____ Provided data

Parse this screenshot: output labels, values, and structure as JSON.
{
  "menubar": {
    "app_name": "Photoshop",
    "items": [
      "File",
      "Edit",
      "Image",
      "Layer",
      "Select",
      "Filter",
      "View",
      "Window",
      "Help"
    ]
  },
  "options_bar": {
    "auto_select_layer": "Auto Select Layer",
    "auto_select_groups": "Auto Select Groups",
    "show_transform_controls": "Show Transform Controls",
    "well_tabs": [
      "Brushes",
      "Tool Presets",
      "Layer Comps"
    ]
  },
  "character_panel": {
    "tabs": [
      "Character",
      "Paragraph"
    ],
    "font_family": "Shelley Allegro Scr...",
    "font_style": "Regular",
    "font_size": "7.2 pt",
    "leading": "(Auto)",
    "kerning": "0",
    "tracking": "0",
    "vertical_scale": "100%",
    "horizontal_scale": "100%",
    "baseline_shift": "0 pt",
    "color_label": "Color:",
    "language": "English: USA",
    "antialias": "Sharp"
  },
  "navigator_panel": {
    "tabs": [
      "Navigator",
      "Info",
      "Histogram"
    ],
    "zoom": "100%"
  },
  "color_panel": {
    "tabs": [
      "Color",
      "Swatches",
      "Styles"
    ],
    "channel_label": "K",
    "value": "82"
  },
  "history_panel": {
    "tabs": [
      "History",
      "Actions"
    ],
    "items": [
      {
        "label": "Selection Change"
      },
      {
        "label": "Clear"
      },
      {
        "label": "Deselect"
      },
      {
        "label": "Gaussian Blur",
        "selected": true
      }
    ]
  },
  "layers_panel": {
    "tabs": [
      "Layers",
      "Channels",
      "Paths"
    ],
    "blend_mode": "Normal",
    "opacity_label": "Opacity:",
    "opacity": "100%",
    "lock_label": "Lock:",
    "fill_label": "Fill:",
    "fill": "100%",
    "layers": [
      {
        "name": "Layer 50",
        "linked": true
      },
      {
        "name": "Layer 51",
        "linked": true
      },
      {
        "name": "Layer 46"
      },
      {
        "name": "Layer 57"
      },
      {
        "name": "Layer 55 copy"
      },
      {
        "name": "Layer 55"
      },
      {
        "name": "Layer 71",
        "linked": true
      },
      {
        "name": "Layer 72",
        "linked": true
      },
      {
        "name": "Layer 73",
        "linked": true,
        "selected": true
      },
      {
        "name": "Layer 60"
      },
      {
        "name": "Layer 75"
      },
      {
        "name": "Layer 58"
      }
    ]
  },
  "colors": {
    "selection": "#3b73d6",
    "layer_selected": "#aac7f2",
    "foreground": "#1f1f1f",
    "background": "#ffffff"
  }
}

________

__What you are asked to do__:
Copy all lines from the entries that contain the word "Auto".

__Solved problem__:
    "auto_select_layer": "Auto Select Layer",
    "auto_select_groups": "Auto Select Groups",
    "leading": "(Auto)",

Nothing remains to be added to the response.